━━━━━ Source data ━━━━━

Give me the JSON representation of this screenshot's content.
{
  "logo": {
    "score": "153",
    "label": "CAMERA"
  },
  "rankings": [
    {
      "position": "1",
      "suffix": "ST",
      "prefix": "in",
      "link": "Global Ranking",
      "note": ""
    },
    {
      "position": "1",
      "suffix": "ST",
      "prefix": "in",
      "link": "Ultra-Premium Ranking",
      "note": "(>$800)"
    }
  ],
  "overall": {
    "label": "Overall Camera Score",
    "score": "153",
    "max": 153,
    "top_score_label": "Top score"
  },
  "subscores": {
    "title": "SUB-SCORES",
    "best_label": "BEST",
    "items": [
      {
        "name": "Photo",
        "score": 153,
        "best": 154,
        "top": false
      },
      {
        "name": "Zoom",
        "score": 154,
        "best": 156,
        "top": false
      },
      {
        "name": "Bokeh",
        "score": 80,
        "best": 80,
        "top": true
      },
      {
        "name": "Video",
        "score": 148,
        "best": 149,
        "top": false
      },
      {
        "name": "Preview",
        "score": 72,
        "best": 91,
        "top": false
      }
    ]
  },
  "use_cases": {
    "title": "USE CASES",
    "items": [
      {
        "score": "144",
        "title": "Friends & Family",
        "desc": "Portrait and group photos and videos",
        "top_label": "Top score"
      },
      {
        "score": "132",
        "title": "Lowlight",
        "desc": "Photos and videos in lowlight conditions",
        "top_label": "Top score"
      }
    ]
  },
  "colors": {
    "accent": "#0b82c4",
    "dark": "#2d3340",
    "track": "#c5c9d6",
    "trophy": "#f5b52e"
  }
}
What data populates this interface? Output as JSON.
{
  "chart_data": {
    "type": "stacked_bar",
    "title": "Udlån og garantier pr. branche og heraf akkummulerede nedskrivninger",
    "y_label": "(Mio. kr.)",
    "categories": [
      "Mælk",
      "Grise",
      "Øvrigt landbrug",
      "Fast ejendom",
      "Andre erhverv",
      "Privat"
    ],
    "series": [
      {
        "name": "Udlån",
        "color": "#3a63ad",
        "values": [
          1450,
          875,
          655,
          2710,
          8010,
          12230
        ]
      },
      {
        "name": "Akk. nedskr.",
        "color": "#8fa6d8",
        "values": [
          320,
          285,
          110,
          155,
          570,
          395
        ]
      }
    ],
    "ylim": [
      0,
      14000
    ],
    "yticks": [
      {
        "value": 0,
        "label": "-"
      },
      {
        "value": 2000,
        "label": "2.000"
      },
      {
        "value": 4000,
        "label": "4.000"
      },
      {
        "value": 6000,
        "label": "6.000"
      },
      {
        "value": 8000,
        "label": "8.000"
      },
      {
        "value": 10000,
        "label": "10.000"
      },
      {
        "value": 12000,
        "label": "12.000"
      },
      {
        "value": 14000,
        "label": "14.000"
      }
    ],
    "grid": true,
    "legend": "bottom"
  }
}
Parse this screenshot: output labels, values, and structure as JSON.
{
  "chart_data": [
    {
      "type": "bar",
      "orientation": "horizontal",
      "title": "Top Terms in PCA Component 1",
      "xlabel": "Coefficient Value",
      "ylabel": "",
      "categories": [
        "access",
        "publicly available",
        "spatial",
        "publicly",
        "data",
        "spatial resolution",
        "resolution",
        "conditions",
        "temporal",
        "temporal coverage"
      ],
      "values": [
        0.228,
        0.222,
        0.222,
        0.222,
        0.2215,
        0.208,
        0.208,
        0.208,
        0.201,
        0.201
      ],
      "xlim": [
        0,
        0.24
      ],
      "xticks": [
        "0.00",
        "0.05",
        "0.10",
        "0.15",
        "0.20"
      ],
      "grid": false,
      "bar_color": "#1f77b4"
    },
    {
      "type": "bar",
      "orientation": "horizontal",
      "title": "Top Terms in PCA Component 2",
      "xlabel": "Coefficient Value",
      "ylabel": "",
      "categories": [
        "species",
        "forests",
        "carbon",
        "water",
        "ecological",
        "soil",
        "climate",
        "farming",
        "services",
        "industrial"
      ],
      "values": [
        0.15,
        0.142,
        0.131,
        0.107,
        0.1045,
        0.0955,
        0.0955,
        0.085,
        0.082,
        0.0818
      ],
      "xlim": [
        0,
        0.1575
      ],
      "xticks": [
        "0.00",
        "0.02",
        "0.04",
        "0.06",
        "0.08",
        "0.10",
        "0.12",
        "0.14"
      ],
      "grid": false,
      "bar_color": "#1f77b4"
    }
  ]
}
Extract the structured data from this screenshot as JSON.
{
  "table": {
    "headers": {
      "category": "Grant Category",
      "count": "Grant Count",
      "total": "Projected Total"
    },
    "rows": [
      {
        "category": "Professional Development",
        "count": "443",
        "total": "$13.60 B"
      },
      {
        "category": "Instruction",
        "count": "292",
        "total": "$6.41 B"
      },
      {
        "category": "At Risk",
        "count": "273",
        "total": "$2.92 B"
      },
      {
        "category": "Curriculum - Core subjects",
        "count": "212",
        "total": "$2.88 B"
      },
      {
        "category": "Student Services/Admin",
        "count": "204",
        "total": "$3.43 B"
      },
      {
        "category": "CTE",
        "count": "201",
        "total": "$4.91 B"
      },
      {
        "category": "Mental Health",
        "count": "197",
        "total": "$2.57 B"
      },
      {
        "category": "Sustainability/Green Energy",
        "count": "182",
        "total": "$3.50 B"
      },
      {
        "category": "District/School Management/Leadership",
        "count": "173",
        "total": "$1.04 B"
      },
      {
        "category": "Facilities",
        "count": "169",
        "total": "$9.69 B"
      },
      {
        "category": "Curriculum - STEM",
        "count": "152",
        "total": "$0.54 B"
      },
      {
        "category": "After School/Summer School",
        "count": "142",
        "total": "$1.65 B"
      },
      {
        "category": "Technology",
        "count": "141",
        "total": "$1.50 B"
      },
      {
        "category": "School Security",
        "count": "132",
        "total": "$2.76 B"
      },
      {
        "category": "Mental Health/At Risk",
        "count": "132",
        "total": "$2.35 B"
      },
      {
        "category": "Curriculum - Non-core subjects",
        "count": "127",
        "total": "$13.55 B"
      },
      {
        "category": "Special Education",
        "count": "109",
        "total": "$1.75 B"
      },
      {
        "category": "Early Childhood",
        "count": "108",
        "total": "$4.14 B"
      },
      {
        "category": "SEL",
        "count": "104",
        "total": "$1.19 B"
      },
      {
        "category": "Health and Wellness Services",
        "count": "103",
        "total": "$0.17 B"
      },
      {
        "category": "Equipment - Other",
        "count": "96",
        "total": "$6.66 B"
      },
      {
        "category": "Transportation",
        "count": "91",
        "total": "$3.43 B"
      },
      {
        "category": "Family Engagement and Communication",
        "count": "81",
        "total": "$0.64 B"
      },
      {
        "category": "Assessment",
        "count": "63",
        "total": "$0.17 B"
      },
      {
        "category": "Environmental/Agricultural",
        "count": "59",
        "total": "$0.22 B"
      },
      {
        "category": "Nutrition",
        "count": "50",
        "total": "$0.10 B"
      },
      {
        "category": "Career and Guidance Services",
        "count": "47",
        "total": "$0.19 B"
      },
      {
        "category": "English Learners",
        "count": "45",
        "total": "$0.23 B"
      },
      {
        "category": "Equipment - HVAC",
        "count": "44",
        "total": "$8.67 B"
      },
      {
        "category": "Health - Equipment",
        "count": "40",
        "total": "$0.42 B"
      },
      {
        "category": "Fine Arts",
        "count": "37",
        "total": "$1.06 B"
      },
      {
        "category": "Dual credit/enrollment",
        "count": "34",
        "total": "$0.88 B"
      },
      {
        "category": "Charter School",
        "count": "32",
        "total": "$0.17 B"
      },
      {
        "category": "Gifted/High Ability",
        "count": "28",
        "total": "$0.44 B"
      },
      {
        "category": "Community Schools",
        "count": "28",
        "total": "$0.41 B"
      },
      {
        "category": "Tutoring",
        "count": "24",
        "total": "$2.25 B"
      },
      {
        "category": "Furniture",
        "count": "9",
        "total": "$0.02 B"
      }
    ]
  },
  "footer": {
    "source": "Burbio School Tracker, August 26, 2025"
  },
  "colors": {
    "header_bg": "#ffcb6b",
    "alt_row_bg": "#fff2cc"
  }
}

━━━━━

→ **What is being asked**:
Collect the lines that hold "Component".

→ **Solution to the exercise**:
      "title": "Top Terms in PCA Component 1",
      "title": "Top Terms in PCA Component 2",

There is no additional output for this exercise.